### WHAT IS BEING ASKED
Each entry below must be repeated word for word.

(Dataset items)
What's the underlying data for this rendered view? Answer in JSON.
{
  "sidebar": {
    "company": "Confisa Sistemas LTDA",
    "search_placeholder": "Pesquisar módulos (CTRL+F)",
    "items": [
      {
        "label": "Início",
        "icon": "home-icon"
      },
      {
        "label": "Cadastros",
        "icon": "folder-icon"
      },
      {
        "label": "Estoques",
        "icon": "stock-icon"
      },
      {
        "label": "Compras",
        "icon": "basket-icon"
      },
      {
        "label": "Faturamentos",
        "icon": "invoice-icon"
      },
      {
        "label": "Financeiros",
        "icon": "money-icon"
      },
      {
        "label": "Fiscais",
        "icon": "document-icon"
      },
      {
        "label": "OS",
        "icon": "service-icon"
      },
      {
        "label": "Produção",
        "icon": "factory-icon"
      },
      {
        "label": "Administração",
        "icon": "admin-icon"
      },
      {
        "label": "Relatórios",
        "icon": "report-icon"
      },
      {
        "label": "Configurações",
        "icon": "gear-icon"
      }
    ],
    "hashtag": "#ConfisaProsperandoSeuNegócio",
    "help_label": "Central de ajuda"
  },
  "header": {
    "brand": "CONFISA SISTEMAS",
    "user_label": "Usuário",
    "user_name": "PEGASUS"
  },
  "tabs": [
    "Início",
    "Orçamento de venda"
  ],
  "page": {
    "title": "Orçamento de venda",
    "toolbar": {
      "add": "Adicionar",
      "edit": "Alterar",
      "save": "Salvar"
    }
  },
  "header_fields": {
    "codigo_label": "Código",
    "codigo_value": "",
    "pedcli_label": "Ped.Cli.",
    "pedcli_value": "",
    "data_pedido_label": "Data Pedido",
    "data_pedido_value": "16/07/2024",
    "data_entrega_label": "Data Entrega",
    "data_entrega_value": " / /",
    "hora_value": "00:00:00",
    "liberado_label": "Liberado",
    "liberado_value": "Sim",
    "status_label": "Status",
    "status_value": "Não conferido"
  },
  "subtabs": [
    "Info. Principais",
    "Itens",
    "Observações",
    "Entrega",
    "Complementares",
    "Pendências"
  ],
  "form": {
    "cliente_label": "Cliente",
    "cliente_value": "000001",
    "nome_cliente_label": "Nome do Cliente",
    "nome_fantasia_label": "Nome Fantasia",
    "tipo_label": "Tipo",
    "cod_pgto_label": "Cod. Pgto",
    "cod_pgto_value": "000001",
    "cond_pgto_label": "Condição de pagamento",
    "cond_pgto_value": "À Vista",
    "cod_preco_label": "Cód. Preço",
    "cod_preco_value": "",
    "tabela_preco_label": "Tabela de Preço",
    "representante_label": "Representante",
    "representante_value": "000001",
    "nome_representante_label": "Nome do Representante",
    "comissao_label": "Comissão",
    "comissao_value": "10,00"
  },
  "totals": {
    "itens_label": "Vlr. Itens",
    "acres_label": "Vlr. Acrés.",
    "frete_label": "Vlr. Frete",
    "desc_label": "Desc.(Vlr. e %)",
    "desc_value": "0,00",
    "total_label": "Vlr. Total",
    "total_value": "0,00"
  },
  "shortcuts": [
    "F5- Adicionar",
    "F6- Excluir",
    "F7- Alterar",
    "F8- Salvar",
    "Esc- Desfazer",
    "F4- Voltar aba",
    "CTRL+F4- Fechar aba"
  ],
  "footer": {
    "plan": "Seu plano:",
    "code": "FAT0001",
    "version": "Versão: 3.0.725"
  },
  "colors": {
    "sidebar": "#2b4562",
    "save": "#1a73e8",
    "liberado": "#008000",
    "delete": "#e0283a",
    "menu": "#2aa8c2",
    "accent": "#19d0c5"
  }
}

### RESPONSE BELOW
What's the underlying data for this rendered view? Answer in JSON.
{
  "sidebar": {
    "company": "Confisa Sistemas LTDA",
    "search_placeholder": "Pesquisar módulos (CTRL+F)",
    "items": [
      {
        "label": "Início",
        "icon": "home-icon"
      },
      {
        "label": "Cadastros",
        "icon": "folder-icon"
      },
      {
        "label": "Estoques",
        "icon": "stock-icon"
      },
      {
        "label": "Compras",
        "icon": "basket-icon"
      },
      {
        "label": "Faturamentos",
        "icon": "invoice-icon"
      },
      {
        "label": "Financeiros",
        "icon": "money-icon"
      },
      {
        "label": "Fiscais",
        "icon": "document-icon"
      },
      {
        "label": "OS",
        "icon": "service-icon"
      },
      {
        "label": "Produção",
        "icon": "factory-icon"
      },
      {
        "label": "Administração",
        "icon": "admin-icon"
      },
      {
        "label": "Relatórios",
        "icon": "report-icon"
      },
      {
        "label": "Configurações",
        "icon": "gear-icon"
      }
    ],
    "hashtag": "#ConfisaProsperandoSeuNegócio",
    "help_label": "Central de ajuda"
  },
  "header": {
    "brand": "CONFISA SISTEMAS",
    "user_label": "Usuário",
    "user_name": "PEGASUS"
  },
  "tabs": [
    "Início",
    "Orçamento de venda"
  ],
  "page": {
    "title": "Orçamento de venda",
    "toolbar": {
      "add": "Adicionar",
      "edit": "Alterar",
      "save": "Salvar"
    }
  },
  "header_fields": {
    "codigo_label": "Código",
    "codigo_value": "",
    "pedcli_label": "Ped.Cli.",
    "pedcli_value": "",
    "data_pedido_label": "Data Pedido",
    "data_pedido_value": "16/07/2024",
    "data_entrega_label": "Data Entrega",
    "data_entrega_value": " / /",
    "hora_value": "00:00:00",
    "liberado_label": "Liberado",
    "liberado_value": "Sim",
    "status_label": "Status",
    "status_value": "Não conferido"
  },
  "subtabs": [
    "Info. Principais",
    "Itens",
    "Observações",
    "Entrega",
    "Complementares",
    "Pendências"
  ],
  "form": {
    "cliente_label": "Cliente",
    "cliente_value": "000001",
    "nome_cliente_label": "Nome do Cliente",
    "nome_fantasia_label": "Nome Fantasia",
    "tipo_label": "Tipo",
    "cod_pgto_label": "Cod. Pgto",
    "cod_pgto_value": "000001",
    "cond_pgto_label": "Condição de pagamento",
    "cond_pgto_value": "À Vista",
    "cod_preco_label": "Cód. Preço",
    "cod_preco_value": "",
    "tabela_preco_label": "Tabela de Preço",
    "representante_label": "Representante",
    "representante_value": "000001",
    "nome_representante_label": "Nome do Representante",
    "comissao_label": "Comissão",
    "comissao_value": "10,00"
  },
  "totals": {
    "itens_label": "Vlr. Itens",
    "acres_label": "Vlr. Acrés.",
    "frete_label": "Vlr. Frete",
    "desc_label": "Desc.(Vlr. e %)",
    "desc_value": "0,00",
    "total_label": "Vlr. Total",
    "total_value": "0,00"
  },
  "shortcuts": [
    "F5- Adicionar",
    "F6- Excluir",
    "F7- Alterar",
    "F8- Salvar",
    "Esc- Desfazer",
    "F4- Voltar aba",
    "CTRL+F4- Fechar aba"
  ],
  "footer": {
    "plan": "Seu plano:",
    "code": "FAT0001",
    "version": "Versão: 3.0.725"
  },
  "colors": {
    "sidebar": "#2b4562",
    "save": "#1a73e8",
    "liberado": "#008000",
    "delete": "#e0283a",
    "menu": "#2aa8c2",
    "accent": "#19d0c5"
  }
}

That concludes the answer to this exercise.